→ **Requirements**
Extract the records in full, leaving every picture out.
─── Records for this task ───
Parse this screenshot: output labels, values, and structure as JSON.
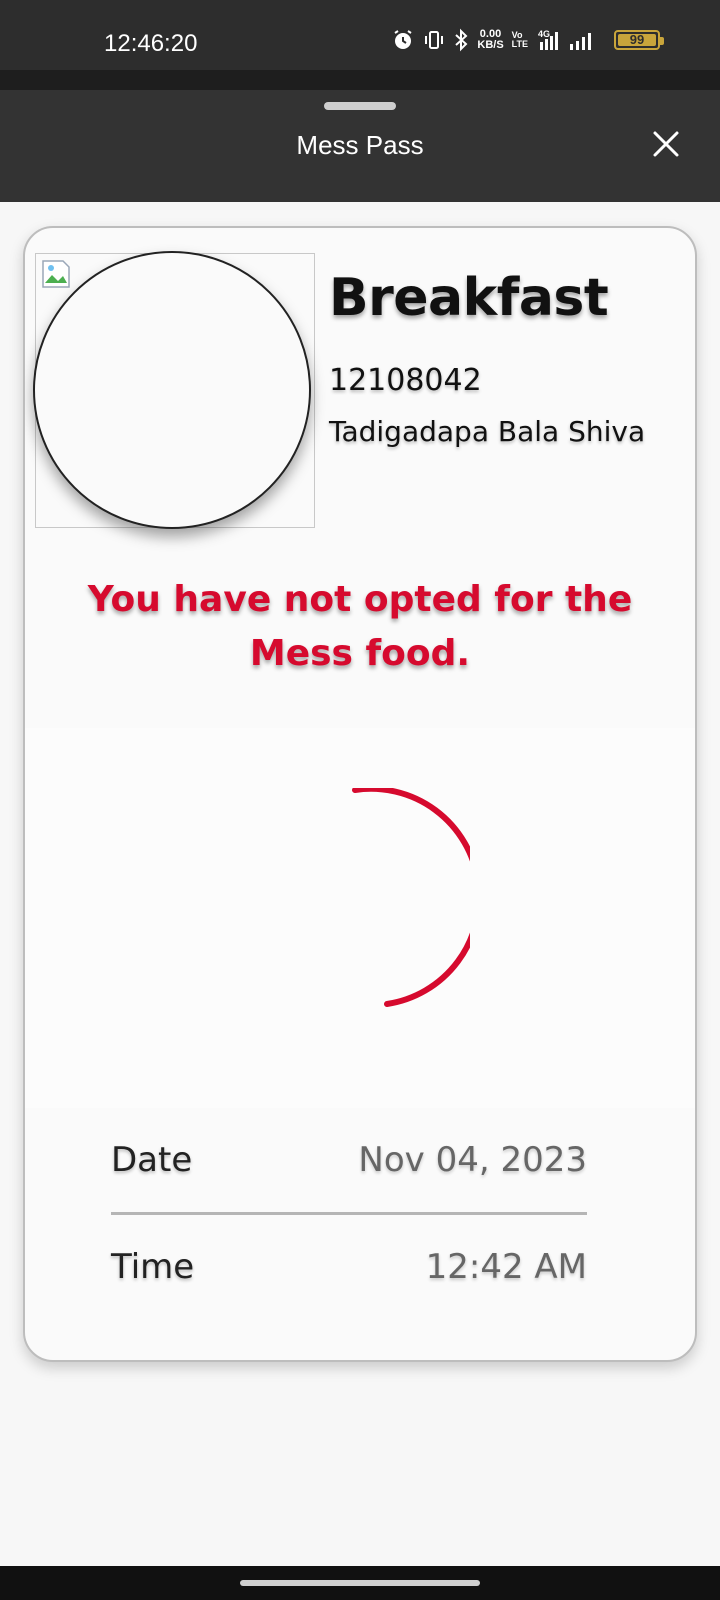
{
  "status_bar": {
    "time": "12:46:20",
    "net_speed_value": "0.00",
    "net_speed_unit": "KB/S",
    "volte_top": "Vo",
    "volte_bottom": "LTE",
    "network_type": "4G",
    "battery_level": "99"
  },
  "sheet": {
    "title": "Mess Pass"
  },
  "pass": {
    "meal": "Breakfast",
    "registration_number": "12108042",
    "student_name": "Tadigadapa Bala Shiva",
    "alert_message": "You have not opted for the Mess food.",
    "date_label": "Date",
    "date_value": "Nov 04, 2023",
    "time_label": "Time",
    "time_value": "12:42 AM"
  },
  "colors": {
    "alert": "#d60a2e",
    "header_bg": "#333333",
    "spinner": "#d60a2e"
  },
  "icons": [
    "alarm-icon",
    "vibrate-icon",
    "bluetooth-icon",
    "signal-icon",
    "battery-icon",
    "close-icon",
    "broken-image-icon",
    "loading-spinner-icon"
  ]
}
───
→ **Exercise output**
Parse this screenshot: output labels, values, and structure as JSON.
{
  "status_bar": {
    "time": "12:46:20",
    "net_speed_value": "0.00",
    "net_speed_unit": "KB/S",
    "volte_top": "Vo",
    "volte_bottom": "LTE",
    "network_type": "4G",
    "battery_level": "99"
  },
  "sheet": {
    "title": "Mess Pass"
  },
  "pass": {
    "meal": "Breakfast",
    "registration_number": "12108042",
    "student_name": "Tadigadapa Bala Shiva",
    "alert_message": "You have not opted for the Mess food.",
    "date_label": "Date",
    "date_value": "Nov 04, 2023",
    "time_label": "Time",
    "time_value": "12:42 AM"
  },
  "colors": {
    "alert": "#d60a2e",
    "header_bg": "#333333",
    "spinner": "#d60a2e"
  },
  "icons": [
    "alarm-icon",
    "vibrate-icon",
    "bluetooth-icon",
    "signal-icon",
    "battery-icon",
    "close-icon",
    "broken-image-icon",
    "loading-spinner-icon"
  ]
}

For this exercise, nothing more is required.